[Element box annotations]
----------------

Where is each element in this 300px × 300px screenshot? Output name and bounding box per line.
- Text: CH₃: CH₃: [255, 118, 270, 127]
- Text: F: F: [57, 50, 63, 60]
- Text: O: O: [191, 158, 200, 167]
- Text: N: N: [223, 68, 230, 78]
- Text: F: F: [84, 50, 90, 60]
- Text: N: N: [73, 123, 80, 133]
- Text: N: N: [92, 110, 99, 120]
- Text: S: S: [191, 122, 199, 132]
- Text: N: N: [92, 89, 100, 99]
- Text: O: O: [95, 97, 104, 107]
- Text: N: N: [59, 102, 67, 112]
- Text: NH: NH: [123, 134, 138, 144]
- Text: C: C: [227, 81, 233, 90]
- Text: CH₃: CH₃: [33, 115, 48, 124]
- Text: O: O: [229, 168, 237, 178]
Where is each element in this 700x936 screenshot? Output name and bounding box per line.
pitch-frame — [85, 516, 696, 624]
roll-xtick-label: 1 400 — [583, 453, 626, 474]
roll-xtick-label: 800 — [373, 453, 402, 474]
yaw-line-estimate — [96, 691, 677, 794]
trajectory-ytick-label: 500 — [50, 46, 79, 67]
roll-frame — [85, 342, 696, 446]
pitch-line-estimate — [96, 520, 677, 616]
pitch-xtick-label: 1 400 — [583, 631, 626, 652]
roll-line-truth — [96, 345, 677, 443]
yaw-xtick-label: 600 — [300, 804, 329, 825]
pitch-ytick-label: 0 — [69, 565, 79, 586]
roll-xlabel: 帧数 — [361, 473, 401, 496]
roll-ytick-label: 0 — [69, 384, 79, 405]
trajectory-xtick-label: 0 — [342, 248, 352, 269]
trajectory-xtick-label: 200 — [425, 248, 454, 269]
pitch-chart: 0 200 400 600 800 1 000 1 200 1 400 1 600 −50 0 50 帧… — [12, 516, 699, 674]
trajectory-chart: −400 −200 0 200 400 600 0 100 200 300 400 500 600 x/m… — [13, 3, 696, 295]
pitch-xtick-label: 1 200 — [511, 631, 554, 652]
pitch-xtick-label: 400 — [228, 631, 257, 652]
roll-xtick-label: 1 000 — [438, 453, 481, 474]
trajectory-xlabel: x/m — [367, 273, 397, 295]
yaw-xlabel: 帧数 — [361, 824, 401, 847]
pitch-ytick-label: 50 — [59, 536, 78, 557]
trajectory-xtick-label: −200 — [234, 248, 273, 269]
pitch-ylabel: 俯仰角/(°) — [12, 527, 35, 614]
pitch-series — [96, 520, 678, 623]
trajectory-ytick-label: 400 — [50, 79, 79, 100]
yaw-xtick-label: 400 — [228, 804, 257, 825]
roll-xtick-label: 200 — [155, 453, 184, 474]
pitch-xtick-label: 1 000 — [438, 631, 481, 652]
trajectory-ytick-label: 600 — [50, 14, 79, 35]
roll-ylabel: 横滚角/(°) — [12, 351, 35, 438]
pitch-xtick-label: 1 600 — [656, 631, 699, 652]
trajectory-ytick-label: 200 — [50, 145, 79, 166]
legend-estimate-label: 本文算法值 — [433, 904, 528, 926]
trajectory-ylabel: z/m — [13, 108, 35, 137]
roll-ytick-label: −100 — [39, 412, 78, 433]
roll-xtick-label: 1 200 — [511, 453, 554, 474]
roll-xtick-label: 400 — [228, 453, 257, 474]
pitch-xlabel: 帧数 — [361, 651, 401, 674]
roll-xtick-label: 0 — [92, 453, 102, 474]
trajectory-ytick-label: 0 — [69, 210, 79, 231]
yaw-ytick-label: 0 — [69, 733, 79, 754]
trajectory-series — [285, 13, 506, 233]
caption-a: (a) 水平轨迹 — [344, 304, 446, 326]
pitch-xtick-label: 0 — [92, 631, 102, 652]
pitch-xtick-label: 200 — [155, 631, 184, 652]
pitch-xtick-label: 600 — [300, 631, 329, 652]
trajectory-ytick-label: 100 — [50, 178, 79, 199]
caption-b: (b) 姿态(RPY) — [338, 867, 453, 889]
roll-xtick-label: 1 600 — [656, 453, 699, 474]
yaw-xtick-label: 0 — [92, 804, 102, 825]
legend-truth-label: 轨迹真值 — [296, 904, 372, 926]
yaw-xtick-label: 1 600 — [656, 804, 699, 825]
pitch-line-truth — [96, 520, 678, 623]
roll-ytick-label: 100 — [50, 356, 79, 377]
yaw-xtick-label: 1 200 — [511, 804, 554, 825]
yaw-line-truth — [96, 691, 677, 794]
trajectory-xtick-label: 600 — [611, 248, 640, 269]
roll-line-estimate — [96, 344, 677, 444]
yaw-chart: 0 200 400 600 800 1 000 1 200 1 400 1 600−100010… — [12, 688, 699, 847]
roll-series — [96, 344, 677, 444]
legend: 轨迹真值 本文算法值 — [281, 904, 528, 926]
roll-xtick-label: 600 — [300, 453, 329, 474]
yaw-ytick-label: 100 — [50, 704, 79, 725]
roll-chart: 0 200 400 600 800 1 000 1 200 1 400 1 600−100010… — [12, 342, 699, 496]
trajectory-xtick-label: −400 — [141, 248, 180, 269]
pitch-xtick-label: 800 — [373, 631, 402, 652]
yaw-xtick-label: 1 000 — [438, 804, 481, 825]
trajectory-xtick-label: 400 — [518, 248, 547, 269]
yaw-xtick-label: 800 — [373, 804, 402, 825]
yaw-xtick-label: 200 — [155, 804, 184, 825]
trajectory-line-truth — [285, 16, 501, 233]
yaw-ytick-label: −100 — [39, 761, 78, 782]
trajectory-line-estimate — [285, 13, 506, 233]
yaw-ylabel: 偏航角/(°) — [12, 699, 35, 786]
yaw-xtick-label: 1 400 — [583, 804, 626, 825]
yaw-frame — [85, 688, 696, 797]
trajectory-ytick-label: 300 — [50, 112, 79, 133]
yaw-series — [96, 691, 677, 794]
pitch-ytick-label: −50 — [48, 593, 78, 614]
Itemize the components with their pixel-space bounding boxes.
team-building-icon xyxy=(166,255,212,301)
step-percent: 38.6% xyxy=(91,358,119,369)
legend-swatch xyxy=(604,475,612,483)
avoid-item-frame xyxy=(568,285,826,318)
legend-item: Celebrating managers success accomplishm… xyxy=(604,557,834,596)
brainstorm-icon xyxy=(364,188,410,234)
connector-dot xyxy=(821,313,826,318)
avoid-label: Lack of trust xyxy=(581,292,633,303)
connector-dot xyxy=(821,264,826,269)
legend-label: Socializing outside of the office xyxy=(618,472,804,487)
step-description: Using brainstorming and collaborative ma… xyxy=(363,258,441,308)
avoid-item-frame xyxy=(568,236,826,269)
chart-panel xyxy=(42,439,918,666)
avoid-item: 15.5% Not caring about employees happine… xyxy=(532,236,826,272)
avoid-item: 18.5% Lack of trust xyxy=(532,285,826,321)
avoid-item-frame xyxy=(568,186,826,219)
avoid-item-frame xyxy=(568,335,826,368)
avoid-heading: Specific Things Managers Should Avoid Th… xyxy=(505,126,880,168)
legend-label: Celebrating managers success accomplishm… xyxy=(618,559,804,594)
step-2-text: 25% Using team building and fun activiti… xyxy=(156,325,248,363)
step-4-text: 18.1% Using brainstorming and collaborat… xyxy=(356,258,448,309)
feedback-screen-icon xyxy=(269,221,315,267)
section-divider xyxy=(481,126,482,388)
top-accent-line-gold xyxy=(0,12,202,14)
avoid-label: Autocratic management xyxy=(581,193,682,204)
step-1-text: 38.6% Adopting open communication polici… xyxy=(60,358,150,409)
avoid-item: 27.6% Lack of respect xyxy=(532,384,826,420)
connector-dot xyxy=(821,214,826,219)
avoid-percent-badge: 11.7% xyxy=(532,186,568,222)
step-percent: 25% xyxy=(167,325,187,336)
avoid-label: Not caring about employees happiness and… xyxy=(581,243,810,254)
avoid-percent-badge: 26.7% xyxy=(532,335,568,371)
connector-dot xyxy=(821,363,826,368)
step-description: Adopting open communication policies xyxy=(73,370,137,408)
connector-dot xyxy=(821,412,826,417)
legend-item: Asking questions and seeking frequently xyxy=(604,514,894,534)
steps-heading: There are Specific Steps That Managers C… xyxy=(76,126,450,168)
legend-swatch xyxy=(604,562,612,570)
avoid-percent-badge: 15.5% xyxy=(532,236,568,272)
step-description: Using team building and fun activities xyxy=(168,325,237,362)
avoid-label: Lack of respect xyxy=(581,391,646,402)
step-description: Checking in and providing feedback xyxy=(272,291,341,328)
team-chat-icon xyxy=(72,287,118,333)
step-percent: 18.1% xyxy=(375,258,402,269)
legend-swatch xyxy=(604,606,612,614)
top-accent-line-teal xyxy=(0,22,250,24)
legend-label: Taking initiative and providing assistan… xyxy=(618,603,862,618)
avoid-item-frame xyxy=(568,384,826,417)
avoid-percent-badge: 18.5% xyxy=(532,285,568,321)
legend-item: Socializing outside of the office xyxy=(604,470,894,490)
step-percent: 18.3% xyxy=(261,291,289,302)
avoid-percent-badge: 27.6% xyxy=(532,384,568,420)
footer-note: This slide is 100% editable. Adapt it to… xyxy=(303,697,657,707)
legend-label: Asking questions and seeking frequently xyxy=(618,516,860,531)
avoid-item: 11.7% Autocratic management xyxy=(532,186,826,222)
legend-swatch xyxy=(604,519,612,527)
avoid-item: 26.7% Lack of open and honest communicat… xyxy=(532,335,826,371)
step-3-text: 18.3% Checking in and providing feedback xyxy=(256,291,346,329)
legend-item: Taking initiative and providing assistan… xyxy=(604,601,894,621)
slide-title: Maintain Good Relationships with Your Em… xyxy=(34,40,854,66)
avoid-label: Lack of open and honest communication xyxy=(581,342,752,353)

----------------

#### Exercise details
Copy the lines from the first one through the line holding "- Text: CH₃: CH₃: [33, 115, 48, 124]", inclusive, without changing anything.

#### Reply to the exercise
Where is each element in this 300px × 300px screenshot? Output name and bounding box per line.
- Text: CH₃: CH₃: [255, 118, 270, 127]
- Text: F: F: [57, 50, 63, 60]
- Text: O: O: [191, 158, 200, 167]
- Text: N: N: [223, 68, 230, 78]
- Text: F: F: [84, 50, 90, 60]
- Text: N: N: [73, 123, 80, 133]
- Text: N: N: [92, 110, 99, 120]
- Text: S: S: [191, 122, 199, 132]
- Text: N: N: [92, 89, 100, 99]
- Text: O: O: [95, 97, 104, 107]
- Text: N: N: [59, 102, 67, 112]
- Text: NH: NH: [123, 134, 138, 144]
- Text: C: C: [227, 81, 233, 90]
- Text: CH₃: CH₃: [33, 115, 48, 124]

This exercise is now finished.